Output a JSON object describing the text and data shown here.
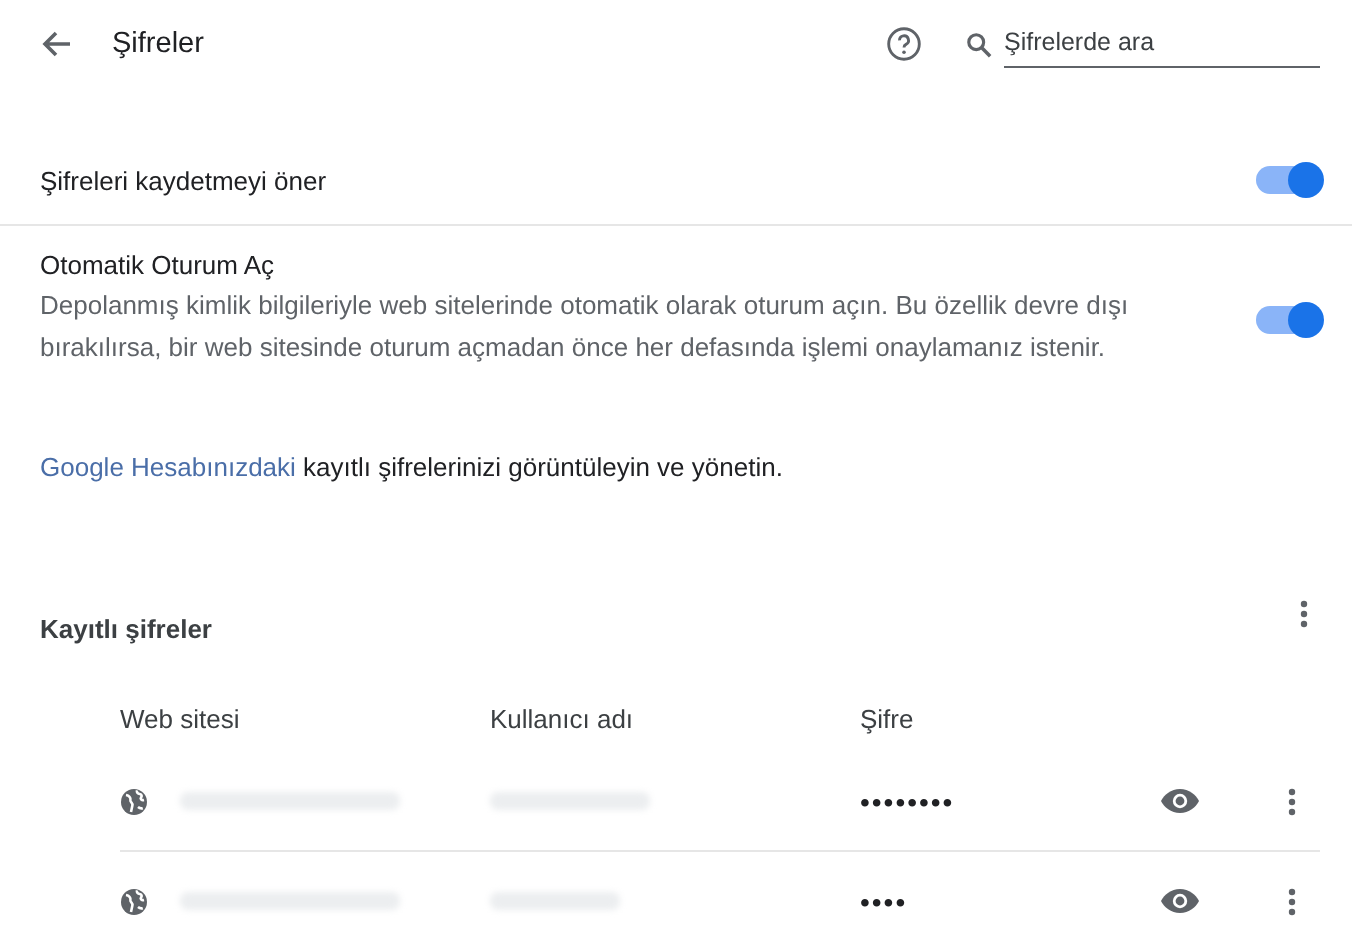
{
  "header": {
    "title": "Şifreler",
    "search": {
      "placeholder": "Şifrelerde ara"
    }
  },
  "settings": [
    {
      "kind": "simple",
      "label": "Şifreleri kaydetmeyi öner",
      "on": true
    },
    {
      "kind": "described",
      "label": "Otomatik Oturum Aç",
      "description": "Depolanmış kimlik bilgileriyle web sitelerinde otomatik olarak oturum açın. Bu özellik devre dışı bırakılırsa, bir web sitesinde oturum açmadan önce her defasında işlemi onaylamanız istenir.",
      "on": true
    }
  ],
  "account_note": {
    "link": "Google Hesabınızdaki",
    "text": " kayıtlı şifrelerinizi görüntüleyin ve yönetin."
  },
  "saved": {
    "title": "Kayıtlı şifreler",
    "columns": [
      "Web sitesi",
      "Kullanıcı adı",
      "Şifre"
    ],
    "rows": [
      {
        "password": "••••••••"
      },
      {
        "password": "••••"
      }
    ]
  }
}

[TASK BRIEF]: Write the material out again exactly as it appears, dropping the pictures.

[EXERCISE RESULT]:
Output a JSON object describing the text and data shown here.
{
  "header": {
    "title": "Şifreler",
    "search": {
      "placeholder": "Şifrelerde ara"
    }
  },
  "settings": [
    {
      "kind": "simple",
      "label": "Şifreleri kaydetmeyi öner",
      "on": true
    },
    {
      "kind": "described",
      "label": "Otomatik Oturum Aç",
      "description": "Depolanmış kimlik bilgileriyle web sitelerinde otomatik olarak oturum açın. Bu özellik devre dışı bırakılırsa, bir web sitesinde oturum açmadan önce her defasında işlemi onaylamanız istenir.",
      "on": true
    }
  ],
  "account_note": {
    "link": "Google Hesabınızdaki",
    "text": " kayıtlı şifrelerinizi görüntüleyin ve yönetin."
  },
  "saved": {
    "title": "Kayıtlı şifreler",
    "columns": [
      "Web sitesi",
      "Kullanıcı adı",
      "Şifre"
    ],
    "rows": [
      {
        "password": "••••••••"
      },
      {
        "password": "••••"
      }
    ]
  }
}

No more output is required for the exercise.